TASK BRIEF
Copy out all of the material exactly.

☆ ☆ ☆ ☆ ☆ ☆ ☆

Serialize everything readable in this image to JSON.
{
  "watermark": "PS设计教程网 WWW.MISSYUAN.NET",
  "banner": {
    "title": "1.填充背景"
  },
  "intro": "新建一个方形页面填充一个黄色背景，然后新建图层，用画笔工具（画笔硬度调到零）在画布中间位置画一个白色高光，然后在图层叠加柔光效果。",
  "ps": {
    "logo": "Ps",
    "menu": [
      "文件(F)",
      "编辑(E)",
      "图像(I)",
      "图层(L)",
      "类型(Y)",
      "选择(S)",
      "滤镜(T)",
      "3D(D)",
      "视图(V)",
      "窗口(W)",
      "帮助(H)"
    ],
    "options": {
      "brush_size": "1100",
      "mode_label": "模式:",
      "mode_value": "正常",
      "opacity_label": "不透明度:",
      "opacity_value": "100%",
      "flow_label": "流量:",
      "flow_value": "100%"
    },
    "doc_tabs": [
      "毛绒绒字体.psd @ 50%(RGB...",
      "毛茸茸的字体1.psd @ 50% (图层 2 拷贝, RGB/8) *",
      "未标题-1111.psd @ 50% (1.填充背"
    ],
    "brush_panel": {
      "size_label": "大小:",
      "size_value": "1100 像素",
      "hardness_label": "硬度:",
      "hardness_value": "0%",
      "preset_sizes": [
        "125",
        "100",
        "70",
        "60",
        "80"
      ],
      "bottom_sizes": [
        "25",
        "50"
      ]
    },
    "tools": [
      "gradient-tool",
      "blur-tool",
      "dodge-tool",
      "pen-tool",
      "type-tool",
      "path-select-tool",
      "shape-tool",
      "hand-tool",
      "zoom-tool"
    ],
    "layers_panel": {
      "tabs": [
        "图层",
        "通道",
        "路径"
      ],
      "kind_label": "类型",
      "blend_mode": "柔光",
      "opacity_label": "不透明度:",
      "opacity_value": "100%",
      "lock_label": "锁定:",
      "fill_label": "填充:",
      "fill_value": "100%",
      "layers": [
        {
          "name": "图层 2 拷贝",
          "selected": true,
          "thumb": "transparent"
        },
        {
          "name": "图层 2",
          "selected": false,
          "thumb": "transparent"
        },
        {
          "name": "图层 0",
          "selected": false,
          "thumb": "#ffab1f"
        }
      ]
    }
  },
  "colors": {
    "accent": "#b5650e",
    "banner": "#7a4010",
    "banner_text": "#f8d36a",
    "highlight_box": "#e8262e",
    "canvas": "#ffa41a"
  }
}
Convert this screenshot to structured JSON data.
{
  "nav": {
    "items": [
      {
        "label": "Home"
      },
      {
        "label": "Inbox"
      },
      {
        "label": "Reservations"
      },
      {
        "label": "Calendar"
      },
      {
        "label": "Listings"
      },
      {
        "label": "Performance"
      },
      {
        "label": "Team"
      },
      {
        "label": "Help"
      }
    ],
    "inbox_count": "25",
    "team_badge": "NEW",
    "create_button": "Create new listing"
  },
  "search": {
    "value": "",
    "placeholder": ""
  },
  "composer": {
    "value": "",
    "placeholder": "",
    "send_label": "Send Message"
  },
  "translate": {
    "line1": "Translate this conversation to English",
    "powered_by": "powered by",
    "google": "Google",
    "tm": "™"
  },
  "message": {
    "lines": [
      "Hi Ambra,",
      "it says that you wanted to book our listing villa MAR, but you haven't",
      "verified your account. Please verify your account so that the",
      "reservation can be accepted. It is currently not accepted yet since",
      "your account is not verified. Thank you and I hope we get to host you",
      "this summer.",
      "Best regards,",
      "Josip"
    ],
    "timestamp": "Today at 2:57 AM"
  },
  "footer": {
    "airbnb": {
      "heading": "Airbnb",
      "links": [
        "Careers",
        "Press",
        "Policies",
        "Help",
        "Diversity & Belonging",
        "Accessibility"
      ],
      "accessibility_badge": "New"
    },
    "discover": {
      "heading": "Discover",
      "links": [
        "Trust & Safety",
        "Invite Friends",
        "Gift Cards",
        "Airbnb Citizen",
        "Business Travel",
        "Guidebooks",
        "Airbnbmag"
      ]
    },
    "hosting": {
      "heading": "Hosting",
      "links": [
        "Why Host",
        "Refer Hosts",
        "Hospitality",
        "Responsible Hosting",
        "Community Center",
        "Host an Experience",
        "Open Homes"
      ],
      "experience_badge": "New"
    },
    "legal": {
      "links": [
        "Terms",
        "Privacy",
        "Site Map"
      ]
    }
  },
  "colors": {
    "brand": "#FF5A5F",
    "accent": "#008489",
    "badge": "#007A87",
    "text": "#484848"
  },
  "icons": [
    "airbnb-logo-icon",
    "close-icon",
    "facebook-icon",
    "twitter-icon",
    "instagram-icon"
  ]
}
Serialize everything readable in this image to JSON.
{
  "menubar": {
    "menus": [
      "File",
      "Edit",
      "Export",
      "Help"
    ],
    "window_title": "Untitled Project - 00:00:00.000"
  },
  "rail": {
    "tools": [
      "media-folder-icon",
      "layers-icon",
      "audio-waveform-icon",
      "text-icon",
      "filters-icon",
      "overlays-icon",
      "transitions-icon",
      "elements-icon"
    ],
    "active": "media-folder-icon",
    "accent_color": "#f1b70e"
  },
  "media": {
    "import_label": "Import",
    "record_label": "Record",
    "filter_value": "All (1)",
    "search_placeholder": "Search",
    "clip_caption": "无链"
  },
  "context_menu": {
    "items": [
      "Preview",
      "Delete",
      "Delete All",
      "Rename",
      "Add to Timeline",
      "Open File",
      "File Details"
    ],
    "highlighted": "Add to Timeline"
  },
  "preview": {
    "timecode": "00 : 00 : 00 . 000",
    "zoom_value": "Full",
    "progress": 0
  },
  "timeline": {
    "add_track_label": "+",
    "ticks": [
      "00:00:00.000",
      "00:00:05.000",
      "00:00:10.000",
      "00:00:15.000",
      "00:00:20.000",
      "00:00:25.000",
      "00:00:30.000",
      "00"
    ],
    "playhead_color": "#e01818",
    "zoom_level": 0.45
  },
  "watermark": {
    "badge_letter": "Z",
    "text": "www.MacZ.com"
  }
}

☆ ☆ ☆ ☆ ☆ ☆ ☆

FINAL ANSWER
Serialize everything readable in this image to JSON.
{
  "watermark": "PS设计教程网 WWW.MISSYUAN.NET",
  "banner": {
    "title": "1.填充背景"
  },
  "intro": "新建一个方形页面填充一个黄色背景，然后新建图层，用画笔工具（画笔硬度调到零）在画布中间位置画一个白色高光，然后在图层叠加柔光效果。",
  "ps": {
    "logo": "Ps",
    "menu": [
      "文件(F)",
      "编辑(E)",
      "图像(I)",
      "图层(L)",
      "类型(Y)",
      "选择(S)",
      "滤镜(T)",
      "3D(D)",
      "视图(V)",
      "窗口(W)",
      "帮助(H)"
    ],
    "options": {
      "brush_size": "1100",
      "mode_label": "模式:",
      "mode_value": "正常",
      "opacity_label": "不透明度:",
      "opacity_value": "100%",
      "flow_label": "流量:",
      "flow_value": "100%"
    },
    "doc_tabs": [
      "毛绒绒字体.psd @ 50%(RGB...",
      "毛茸茸的字体1.psd @ 50% (图层 2 拷贝, RGB/8) *",
      "未标题-1111.psd @ 50% (1.填充背"
    ],
    "brush_panel": {
      "size_label": "大小:",
      "size_value": "1100 像素",
      "hardness_label": "硬度:",
      "hardness_value": "0%",
      "preset_sizes": [
        "125",
        "100",
        "70",
        "60",
        "80"
      ],
      "bottom_sizes": [
        "25",
        "50"
      ]
    },
    "tools": [
      "gradient-tool",
      "blur-tool",
      "dodge-tool",
      "pen-tool",
      "type-tool",
      "path-select-tool",
      "shape-tool",
      "hand-tool",
      "zoom-tool"
    ],
    "layers_panel": {
      "tabs": [
        "图层",
        "通道",
        "路径"
      ],
      "kind_label": "类型",
      "blend_mode": "柔光",
      "opacity_label": "不透明度:",
      "opacity_value": "100%",
      "lock_label": "锁定:",
      "fill_label": "填充:",
      "fill_value": "100%",
      "layers": [
        {
          "name": "图层 2 拷贝",
          "selected": true,
          "thumb": "transparent"
        },
        {
          "name": "图层 2",
          "selected": false,
          "thumb": "transparent"
        },
        {
          "name": "图层 0",
          "selected": false,
          "thumb": "#ffab1f"
        }
      ]
    }
  },
  "colors": {
    "accent": "#b5650e",
    "banner": "#7a4010",
    "banner_text": "#f8d36a",
    "highlight_box": "#e8262e",
    "canvas": "#ffa41a"
  }
}
Convert this screenshot to structured JSON data.
{
  "nav": {
    "items": [
      {
        "label": "Home"
      },
      {
        "label": "Inbox"
      },
      {
        "label": "Reservations"
      },
      {
        "label": "Calendar"
      },
      {
        "label": "Listings"
      },
      {
        "label": "Performance"
      },
      {
        "label": "Team"
      },
      {
        "label": "Help"
      }
    ],
    "inbox_count": "25",
    "team_badge": "NEW",
    "create_button": "Create new listing"
  },
  "search": {
    "value": "",
    "placeholder": ""
  },
  "composer": {
    "value": "",
    "placeholder": "",
    "send_label": "Send Message"
  },
  "translate": {
    "line1": "Translate this conversation to English",
    "powered_by": "powered by",
    "google": "Google",
    "tm": "™"
  },
  "message": {
    "lines": [
      "Hi Ambra,",
      "it says that you wanted to book our listing villa MAR, but you haven't",
      "verified your account. Please verify your account so that the",
      "reservation can be accepted. It is currently not accepted yet since",
      "your account is not verified. Thank you and I hope we get to host you",
      "this summer.",
      "Best regards,",
      "Josip"
    ],
    "timestamp": "Today at 2:57 AM"
  },
  "footer": {
    "airbnb": {
      "heading": "Airbnb",
      "links": [
        "Careers",
        "Press",
        "Policies",
        "Help",
        "Diversity & Belonging",
        "Accessibility"
      ],
      "accessibility_badge": "New"
    },
    "discover": {
      "heading": "Discover",
      "links": [
        "Trust & Safety",
        "Invite Friends",
        "Gift Cards",
        "Airbnb Citizen",
        "Business Travel",
        "Guidebooks",
        "Airbnbmag"
      ]
    },
    "hosting": {
      "heading": "Hosting",
      "links": [
        "Why Host",
        "Refer Hosts",
        "Hospitality",
        "Responsible Hosting",
        "Community Center",
        "Host an Experience",
        "Open Homes"
      ],
      "experience_badge": "New"
    },
    "legal": {
      "links": [
        "Terms",
        "Privacy",
        "Site Map"
      ]
    }
  },
  "colors": {
    "brand": "#FF5A5F",
    "accent": "#008489",
    "badge": "#007A87",
    "text": "#484848"
  },
  "icons": [
    "airbnb-logo-icon",
    "close-icon",
    "facebook-icon",
    "twitter-icon",
    "instagram-icon"
  ]
}
Serialize everything readable in this image to JSON.
{
  "menubar": {
    "menus": [
      "File",
      "Edit",
      "Export",
      "Help"
    ],
    "window_title": "Untitled Project - 00:00:00.000"
  },
  "rail": {
    "tools": [
      "media-folder-icon",
      "layers-icon",
      "audio-waveform-icon",
      "text-icon",
      "filters-icon",
      "overlays-icon",
      "transitions-icon",
      "elements-icon"
    ],
    "active": "media-folder-icon",
    "accent_color": "#f1b70e"
  },
  "media": {
    "import_label": "Import",
    "record_label": "Record",
    "filter_value": "All (1)",
    "search_placeholder": "Search",
    "clip_caption": "无链"
  },
  "context_menu": {
    "items": [
      "Preview",
      "Delete",
      "Delete All",
      "Rename",
      "Add to Timeline",
      "Open File",
      "File Details"
    ],
    "highlighted": "Add to Timeline"
  },
  "preview": {
    "timecode": "00 : 00 : 00 . 000",
    "zoom_value": "Full",
    "progress": 0
  },
  "timeline": {
    "add_track_label": "+",
    "ticks": [
      "00:00:00.000",
      "00:00:05.000",
      "00:00:10.000",
      "00:00:15.000",
      "00:00:20.000",
      "00:00:25.000",
      "00:00:30.000",
      "00"
    ],
    "playhead_color": "#e01818",
    "zoom_level": 0.45
  },
  "watermark": {
    "badge_letter": "Z",
    "text": "www.MacZ.com"
  }
}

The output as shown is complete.